[start of Records to process]

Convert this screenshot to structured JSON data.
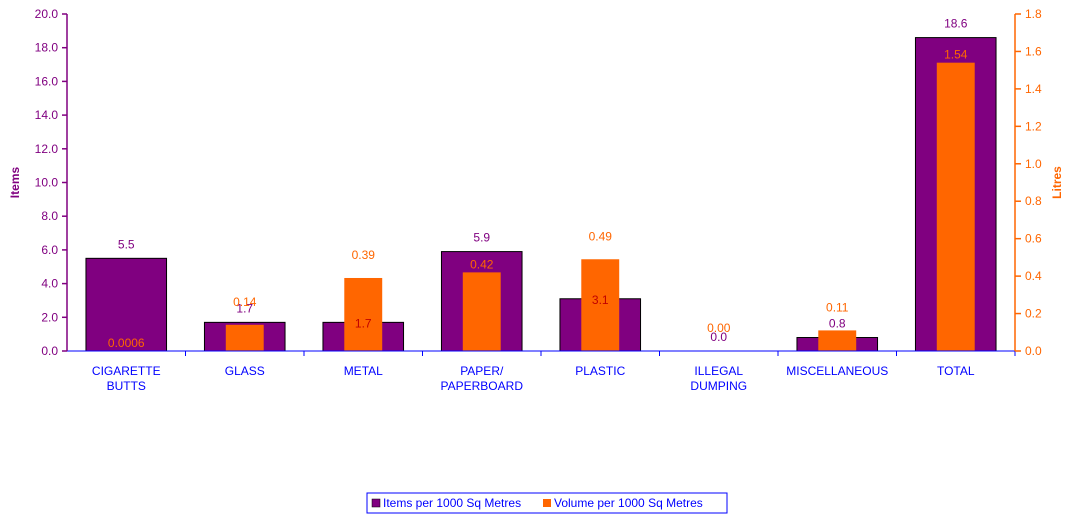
{
  "chart_data": {
    "type": "bar",
    "categories": [
      "CIGARETTE BUTTS",
      "GLASS",
      "METAL",
      "PAPER/ PAPERBOARD",
      "PLASTIC",
      "ILLEGAL DUMPING",
      "MISCELLANEOUS",
      "TOTAL"
    ],
    "category_lines": [
      [
        "CIGARETTE",
        "BUTTS"
      ],
      [
        "GLASS"
      ],
      [
        "METAL"
      ],
      [
        "PAPER/",
        "PAPERBOARD"
      ],
      [
        "PLASTIC"
      ],
      [
        "ILLEGAL",
        "DUMPING"
      ],
      [
        "MISCELLANEOUS"
      ],
      [
        "TOTAL"
      ]
    ],
    "series": [
      {
        "name": "Items per 1000 Sq Metres",
        "axis": "left",
        "color": "#800080",
        "values": [
          5.5,
          1.7,
          1.7,
          5.9,
          3.1,
          0.0,
          0.8,
          18.6
        ],
        "labels": [
          "5.5",
          "1.7",
          "1.7",
          "5.9",
          "3.1",
          "0.0",
          "0.8",
          "18.6"
        ]
      },
      {
        "name": "Volume per 1000 Sq Metres",
        "axis": "right",
        "color": "#ff6600",
        "values": [
          0.0006,
          0.14,
          0.39,
          0.42,
          0.49,
          0.0,
          0.11,
          1.54
        ],
        "labels": [
          "0.0006",
          "0.14",
          "0.39",
          "0.42",
          "0.49",
          "0.00",
          "0.11",
          "1.54"
        ]
      }
    ],
    "ylabel": "Items",
    "y2label": "Litres",
    "ylim": [
      0,
      20
    ],
    "y2lim": [
      0,
      1.8
    ],
    "yticks": [
      "0.0",
      "2.0",
      "4.0",
      "6.0",
      "8.0",
      "10.0",
      "12.0",
      "14.0",
      "16.0",
      "18.0",
      "20.0"
    ],
    "y2ticks": [
      "0.0",
      "0.2",
      "0.4",
      "0.6",
      "0.8",
      "1.0",
      "1.2",
      "1.4",
      "1.6",
      "1.8"
    ],
    "grid": false,
    "legend_position": "bottom",
    "colors": {
      "left_axis": "#800080",
      "right_axis": "#ff6600",
      "category_text": "#0000ff",
      "inner_label_on_orange": "#c00000",
      "inner_label_on_purple": "#ff6600"
    }
  }
}
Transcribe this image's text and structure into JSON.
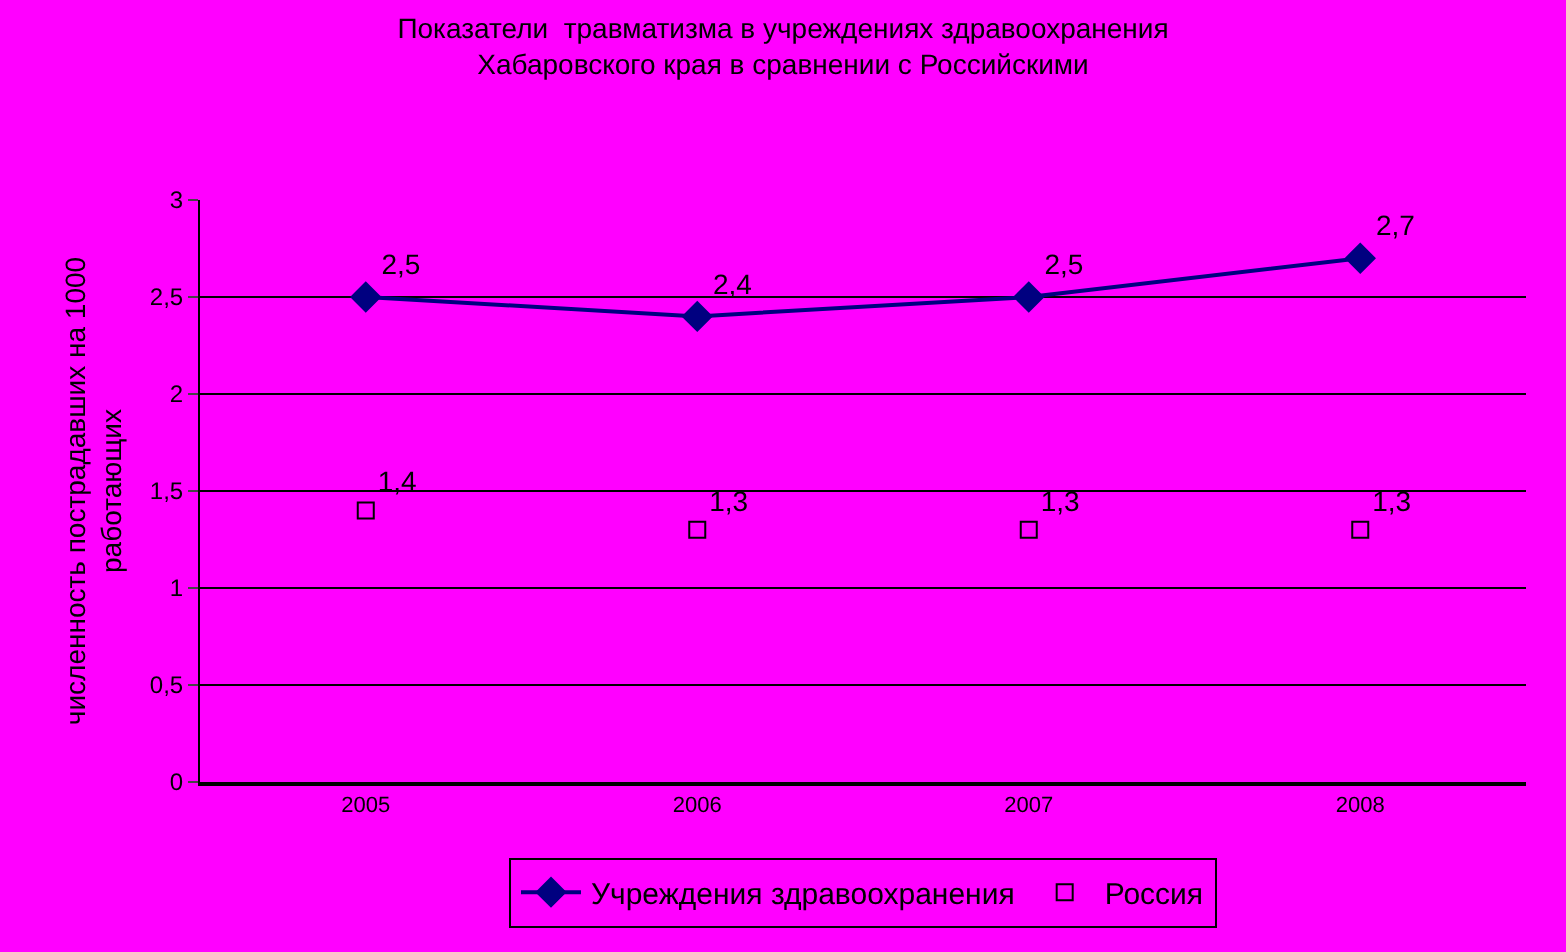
{
  "chart_data": {
    "type": "line",
    "title": "Показатели  травматизма в учреждениях здравоохранения\nХабаровского края в сравнении с Российскими",
    "ylabel": "численность пострадавших на 1000\nработающих",
    "categories": [
      "2005",
      "2006",
      "2007",
      "2008"
    ],
    "series": [
      {
        "name": "Учреждения здравоохранения",
        "type": "line",
        "color": "#000080",
        "marker": "diamond",
        "values": [
          2.5,
          2.4,
          2.5,
          2.7
        ],
        "value_labels": [
          "2,5",
          "2,4",
          "2,5",
          "2,7"
        ]
      },
      {
        "name": "Россия",
        "type": "scatter",
        "color": "#000000",
        "marker": "square",
        "values": [
          1.4,
          1.3,
          1.3,
          1.3
        ],
        "value_labels": [
          "1,4",
          "1,3",
          "1,3",
          "1,3"
        ]
      }
    ],
    "ylim": [
      0,
      3
    ],
    "yticks": [
      0,
      {
        "value": 0.5,
        "label": "0,5"
      },
      1,
      {
        "value": 1.5,
        "label": "1,5"
      },
      2,
      {
        "value": 2.5,
        "label": "2,5"
      },
      3
    ],
    "grid": "y",
    "legend": "bottom"
  }
}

[end of Records to process]

* [Given request]: Copy out each line that contains the word "this".

* [Final answer]:
Convert this screenshot to structured JSON data.
Transcribe this image's text and structure into JSON.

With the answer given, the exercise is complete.